**WHAT NEEDS TO BE DONE**
Identify each line containing the word "June" and copy it.

[Dataset excerpt]
** Begin **
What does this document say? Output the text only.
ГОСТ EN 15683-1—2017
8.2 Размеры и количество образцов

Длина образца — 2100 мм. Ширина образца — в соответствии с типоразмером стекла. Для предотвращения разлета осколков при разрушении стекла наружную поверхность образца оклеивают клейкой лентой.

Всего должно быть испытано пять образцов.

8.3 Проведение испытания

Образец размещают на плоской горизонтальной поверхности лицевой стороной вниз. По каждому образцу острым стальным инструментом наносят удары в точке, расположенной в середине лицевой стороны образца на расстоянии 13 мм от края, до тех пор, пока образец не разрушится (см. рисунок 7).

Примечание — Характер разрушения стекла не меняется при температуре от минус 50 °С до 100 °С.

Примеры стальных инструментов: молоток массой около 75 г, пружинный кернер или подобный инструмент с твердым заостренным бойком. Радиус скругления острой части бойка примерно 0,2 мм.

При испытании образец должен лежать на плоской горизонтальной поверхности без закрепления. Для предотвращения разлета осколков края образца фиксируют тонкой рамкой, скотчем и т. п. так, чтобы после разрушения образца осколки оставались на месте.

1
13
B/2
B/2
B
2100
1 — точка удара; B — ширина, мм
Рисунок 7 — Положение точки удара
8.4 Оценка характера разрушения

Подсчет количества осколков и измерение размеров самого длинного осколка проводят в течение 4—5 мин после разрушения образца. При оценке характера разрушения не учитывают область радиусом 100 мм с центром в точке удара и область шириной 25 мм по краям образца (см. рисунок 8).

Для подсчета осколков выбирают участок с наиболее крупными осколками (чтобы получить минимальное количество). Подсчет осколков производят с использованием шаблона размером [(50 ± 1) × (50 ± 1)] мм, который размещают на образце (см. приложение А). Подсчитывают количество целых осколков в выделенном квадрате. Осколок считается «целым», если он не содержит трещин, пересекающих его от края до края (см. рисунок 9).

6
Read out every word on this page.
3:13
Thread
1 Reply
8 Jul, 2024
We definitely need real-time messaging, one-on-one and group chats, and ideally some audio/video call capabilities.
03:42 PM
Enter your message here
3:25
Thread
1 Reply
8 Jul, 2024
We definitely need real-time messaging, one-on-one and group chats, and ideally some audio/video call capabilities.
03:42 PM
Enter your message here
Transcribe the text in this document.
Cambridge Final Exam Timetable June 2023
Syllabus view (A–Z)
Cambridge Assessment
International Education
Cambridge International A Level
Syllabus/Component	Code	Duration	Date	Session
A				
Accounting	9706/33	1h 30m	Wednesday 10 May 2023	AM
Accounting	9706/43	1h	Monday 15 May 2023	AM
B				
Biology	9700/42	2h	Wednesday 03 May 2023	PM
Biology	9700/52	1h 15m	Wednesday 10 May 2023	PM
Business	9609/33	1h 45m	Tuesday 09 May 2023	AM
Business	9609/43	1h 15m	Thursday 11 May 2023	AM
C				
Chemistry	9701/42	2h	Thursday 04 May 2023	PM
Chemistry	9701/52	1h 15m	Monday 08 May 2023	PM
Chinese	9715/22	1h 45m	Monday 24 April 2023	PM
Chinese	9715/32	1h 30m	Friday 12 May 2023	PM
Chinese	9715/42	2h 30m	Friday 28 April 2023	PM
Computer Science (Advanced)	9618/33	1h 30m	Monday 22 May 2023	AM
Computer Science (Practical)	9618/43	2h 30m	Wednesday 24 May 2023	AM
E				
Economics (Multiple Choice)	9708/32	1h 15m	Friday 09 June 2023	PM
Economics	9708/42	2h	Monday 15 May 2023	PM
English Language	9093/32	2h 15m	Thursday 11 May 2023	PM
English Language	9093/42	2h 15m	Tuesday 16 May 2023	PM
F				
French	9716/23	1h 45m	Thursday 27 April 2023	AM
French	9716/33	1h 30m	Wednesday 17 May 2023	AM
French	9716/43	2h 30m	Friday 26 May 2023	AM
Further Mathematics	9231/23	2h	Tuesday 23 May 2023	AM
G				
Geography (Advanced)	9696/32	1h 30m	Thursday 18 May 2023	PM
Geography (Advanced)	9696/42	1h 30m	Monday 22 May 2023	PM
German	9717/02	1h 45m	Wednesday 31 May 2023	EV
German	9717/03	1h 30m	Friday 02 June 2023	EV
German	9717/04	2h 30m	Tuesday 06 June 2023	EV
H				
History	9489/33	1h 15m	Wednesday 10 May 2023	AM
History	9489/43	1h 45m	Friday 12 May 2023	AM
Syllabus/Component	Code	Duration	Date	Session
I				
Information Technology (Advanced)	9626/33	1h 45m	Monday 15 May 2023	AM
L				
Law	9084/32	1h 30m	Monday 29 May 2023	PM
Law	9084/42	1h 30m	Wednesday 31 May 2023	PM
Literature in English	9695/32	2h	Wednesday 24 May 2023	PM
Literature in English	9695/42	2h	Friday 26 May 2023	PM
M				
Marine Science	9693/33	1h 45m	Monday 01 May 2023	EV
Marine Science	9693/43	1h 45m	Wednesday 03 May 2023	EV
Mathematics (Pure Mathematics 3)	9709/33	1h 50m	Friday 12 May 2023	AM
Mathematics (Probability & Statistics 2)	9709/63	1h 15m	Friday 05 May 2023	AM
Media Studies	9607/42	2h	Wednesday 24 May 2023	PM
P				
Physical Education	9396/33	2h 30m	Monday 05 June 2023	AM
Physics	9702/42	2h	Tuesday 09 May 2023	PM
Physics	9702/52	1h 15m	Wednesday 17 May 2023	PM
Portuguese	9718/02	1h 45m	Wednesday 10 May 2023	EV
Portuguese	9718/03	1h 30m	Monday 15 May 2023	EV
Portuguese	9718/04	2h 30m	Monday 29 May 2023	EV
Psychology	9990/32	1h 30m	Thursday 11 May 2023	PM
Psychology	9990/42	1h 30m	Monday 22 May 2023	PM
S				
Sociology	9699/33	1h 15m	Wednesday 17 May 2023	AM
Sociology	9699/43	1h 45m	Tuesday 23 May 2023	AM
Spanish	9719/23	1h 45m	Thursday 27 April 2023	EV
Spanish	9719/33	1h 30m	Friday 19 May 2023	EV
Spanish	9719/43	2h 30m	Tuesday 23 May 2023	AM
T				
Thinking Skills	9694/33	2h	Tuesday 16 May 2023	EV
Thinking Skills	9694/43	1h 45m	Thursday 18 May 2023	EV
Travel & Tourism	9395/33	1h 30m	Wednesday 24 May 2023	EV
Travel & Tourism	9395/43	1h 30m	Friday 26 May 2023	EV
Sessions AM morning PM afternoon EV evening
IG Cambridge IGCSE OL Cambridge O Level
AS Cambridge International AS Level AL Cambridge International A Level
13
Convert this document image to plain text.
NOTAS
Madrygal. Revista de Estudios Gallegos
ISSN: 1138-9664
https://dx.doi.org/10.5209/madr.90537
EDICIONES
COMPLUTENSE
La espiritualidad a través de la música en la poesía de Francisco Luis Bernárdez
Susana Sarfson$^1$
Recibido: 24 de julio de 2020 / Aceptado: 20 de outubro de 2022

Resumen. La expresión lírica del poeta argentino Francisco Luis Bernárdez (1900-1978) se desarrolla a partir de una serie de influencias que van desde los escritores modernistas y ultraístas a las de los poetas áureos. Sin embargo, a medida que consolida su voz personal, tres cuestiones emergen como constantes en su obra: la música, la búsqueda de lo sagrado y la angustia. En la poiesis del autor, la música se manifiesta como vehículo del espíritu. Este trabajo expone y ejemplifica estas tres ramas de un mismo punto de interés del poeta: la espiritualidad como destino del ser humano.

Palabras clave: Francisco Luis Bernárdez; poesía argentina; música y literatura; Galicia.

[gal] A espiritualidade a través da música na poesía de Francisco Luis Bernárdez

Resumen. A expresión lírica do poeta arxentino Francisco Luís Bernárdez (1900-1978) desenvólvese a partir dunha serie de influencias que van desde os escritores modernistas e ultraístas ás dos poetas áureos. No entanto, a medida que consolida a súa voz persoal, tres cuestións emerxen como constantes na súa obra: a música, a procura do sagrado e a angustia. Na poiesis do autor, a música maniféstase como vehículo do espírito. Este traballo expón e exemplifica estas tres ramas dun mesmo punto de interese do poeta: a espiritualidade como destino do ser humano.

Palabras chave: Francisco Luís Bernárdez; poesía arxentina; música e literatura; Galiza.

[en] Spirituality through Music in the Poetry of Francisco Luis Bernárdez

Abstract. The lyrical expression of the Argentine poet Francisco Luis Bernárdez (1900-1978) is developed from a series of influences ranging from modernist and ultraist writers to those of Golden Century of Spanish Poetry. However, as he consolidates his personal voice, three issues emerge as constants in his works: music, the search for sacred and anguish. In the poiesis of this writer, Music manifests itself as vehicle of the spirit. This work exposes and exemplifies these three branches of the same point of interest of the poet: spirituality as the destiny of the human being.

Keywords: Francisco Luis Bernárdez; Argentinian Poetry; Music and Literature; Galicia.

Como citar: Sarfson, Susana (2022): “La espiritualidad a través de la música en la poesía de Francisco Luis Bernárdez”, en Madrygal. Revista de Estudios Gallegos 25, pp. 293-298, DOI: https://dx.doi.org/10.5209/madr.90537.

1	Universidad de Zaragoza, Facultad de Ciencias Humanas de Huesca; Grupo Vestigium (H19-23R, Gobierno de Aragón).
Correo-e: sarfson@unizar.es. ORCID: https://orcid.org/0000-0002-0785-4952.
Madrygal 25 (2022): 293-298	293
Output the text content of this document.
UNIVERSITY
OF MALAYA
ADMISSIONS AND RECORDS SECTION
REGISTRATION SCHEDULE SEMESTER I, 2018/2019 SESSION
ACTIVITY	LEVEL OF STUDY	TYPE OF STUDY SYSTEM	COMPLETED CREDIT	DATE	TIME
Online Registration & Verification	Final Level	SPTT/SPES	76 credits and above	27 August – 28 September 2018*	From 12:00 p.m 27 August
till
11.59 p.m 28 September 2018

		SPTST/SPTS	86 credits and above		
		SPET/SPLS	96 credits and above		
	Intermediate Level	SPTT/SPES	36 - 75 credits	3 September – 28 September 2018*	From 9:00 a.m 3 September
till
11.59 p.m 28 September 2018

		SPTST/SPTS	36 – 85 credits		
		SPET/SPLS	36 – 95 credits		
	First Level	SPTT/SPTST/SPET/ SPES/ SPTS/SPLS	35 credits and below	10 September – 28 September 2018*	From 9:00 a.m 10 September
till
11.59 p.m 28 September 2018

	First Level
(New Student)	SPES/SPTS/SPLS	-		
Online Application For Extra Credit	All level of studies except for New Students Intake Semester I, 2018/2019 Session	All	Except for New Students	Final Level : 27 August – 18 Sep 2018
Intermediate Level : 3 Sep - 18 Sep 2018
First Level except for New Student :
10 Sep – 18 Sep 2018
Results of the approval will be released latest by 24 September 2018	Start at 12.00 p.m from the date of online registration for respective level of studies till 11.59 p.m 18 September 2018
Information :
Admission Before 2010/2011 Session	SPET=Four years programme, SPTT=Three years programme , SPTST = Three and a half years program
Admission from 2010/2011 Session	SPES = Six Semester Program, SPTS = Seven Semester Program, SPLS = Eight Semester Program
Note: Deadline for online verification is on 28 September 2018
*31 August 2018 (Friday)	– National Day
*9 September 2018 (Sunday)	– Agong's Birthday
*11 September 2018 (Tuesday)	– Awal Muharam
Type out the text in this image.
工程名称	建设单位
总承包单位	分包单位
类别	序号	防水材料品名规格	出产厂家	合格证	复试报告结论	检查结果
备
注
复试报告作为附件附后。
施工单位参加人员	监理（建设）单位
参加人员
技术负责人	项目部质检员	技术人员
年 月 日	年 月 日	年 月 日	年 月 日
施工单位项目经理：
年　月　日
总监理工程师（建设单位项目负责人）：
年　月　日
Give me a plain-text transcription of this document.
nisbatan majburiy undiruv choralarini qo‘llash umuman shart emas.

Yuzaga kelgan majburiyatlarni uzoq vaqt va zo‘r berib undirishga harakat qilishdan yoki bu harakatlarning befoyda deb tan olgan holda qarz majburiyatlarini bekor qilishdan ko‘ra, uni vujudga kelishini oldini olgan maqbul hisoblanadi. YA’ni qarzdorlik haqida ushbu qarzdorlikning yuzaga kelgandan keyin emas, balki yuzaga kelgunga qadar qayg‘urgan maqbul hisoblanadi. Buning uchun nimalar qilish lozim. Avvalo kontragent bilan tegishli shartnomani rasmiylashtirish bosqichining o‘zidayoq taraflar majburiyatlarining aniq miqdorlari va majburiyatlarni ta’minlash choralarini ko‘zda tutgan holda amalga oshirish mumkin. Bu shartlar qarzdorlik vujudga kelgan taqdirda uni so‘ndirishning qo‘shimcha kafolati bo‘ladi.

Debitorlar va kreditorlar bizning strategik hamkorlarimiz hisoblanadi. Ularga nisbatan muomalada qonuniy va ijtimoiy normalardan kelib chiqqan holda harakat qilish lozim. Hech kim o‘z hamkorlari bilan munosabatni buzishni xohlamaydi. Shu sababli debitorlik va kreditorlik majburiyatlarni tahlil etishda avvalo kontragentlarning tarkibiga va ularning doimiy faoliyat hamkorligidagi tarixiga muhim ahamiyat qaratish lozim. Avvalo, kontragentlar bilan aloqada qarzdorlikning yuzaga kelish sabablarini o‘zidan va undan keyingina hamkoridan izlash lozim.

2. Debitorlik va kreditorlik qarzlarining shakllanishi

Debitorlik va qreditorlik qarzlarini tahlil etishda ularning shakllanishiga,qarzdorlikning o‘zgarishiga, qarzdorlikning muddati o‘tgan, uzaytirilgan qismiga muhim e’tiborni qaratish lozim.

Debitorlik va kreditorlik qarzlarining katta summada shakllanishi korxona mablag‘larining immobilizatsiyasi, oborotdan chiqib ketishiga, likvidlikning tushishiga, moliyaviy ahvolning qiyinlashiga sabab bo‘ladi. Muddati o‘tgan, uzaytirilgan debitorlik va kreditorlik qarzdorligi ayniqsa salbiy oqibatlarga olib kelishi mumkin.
** End **
**THE RESPONSE**
Cambridge Final Exam Timetable June 2023
Economics (Multiple Choice)	9708/32	1h 15m	Friday 09 June 2023	PM
German	9717/03	1h 30m	Friday 02 June 2023	EV
German	9717/04	2h 30m	Tuesday 06 June 2023	EV
Physical Education	9396/33	2h 30m	Monday 05 June 2023	AM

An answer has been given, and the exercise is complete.